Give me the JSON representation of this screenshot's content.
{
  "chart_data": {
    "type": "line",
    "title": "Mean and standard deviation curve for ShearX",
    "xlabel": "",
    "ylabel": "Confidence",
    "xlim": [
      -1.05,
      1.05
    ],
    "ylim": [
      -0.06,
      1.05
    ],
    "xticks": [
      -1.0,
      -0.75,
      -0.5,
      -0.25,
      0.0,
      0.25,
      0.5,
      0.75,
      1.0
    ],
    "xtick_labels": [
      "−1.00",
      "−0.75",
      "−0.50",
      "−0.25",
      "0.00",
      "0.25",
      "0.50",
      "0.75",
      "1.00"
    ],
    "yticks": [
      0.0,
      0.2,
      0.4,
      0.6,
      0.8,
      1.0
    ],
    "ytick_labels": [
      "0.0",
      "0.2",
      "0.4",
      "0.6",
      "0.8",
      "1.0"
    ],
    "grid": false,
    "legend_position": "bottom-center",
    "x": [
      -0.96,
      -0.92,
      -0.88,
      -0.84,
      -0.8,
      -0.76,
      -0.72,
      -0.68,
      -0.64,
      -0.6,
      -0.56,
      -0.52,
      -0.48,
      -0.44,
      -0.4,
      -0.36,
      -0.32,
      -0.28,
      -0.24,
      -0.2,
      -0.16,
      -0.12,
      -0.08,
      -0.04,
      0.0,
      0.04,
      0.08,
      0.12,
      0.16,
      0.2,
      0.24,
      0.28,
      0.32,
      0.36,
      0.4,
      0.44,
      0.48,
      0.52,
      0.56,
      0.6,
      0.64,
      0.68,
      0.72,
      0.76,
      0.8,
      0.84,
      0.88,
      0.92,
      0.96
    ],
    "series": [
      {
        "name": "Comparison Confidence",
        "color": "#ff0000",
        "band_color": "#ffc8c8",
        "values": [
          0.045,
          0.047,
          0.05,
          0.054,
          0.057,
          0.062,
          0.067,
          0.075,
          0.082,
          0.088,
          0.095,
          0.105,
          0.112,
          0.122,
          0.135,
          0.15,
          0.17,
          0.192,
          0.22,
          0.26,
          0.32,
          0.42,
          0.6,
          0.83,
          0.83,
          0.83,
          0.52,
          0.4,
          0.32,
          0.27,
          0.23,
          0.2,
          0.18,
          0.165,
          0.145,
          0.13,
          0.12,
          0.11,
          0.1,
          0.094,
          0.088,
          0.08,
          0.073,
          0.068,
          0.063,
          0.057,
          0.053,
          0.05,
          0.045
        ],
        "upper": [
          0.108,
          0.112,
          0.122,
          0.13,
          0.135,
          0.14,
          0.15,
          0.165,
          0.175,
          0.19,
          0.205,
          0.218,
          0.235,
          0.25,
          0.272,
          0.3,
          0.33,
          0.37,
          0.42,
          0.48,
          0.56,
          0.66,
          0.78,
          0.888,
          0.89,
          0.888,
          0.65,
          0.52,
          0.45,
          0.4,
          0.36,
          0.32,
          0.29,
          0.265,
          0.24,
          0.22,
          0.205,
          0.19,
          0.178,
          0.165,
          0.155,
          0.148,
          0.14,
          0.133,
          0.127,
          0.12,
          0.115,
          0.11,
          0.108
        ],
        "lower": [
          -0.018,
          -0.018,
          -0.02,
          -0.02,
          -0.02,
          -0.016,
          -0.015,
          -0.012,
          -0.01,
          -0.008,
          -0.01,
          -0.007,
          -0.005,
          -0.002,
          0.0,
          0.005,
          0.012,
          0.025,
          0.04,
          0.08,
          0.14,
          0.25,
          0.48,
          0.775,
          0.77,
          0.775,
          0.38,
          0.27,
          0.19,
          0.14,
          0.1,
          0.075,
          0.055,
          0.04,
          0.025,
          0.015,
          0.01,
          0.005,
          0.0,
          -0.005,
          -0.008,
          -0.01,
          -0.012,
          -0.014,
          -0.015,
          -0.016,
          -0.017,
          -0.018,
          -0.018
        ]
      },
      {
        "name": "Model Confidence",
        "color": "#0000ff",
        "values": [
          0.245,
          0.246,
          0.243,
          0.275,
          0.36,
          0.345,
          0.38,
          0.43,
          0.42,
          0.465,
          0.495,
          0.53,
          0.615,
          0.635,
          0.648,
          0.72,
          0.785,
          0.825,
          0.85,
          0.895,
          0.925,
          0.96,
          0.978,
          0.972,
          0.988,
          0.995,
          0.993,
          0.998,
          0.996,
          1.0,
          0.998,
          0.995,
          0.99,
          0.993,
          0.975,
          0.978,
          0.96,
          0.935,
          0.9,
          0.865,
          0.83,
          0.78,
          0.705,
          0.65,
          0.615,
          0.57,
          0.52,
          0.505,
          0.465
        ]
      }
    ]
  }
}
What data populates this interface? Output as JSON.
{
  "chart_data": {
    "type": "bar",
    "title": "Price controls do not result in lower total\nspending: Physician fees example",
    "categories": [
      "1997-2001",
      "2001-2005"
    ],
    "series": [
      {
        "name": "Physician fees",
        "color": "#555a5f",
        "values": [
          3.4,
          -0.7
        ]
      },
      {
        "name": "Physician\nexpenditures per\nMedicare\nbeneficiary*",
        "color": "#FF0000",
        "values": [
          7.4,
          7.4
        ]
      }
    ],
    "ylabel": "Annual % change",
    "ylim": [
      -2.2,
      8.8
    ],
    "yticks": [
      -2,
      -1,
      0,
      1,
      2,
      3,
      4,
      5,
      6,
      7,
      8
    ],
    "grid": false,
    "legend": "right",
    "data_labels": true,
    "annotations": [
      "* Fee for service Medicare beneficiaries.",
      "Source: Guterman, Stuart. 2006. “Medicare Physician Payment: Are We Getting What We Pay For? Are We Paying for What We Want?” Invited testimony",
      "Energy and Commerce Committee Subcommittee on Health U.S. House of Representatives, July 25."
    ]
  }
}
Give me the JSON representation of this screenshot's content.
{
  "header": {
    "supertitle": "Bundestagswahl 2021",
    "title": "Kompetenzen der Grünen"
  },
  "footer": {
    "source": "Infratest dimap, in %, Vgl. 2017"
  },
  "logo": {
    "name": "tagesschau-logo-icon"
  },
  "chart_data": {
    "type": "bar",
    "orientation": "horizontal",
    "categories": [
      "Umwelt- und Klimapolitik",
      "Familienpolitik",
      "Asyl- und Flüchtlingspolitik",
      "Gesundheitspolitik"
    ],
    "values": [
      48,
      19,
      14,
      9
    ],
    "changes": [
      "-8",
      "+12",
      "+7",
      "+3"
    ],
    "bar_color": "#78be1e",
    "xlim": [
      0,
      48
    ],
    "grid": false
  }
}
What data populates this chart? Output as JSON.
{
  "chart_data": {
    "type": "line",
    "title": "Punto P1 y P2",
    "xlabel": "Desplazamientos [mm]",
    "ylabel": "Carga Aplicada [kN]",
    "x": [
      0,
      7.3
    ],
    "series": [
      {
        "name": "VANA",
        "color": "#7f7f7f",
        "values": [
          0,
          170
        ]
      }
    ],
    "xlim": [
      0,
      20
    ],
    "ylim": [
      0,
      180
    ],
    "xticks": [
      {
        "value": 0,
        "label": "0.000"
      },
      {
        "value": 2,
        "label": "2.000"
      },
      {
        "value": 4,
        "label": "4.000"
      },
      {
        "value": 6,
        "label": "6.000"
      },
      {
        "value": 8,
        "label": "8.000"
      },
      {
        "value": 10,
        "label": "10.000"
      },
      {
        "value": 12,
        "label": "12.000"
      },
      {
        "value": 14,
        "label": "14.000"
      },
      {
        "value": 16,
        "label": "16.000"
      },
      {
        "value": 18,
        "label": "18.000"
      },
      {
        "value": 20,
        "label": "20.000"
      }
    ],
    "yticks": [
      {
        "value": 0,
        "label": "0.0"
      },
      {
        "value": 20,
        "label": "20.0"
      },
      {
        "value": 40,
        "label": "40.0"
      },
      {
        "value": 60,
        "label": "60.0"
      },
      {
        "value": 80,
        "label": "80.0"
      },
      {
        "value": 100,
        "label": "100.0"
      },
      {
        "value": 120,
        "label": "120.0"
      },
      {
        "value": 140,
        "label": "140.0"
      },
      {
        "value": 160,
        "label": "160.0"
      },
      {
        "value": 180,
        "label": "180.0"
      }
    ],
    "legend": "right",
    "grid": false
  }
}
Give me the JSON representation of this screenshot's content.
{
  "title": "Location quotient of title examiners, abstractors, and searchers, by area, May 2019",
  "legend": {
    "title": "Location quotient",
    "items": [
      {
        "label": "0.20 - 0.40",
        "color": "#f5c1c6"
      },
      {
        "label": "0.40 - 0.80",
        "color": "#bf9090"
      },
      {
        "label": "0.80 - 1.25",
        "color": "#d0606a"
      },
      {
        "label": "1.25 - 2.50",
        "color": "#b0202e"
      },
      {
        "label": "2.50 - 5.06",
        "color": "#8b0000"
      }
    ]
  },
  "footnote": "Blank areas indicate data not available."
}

* * * * * * *

Find every line that includes the string "Physician". Report how many there are and nothing else.

4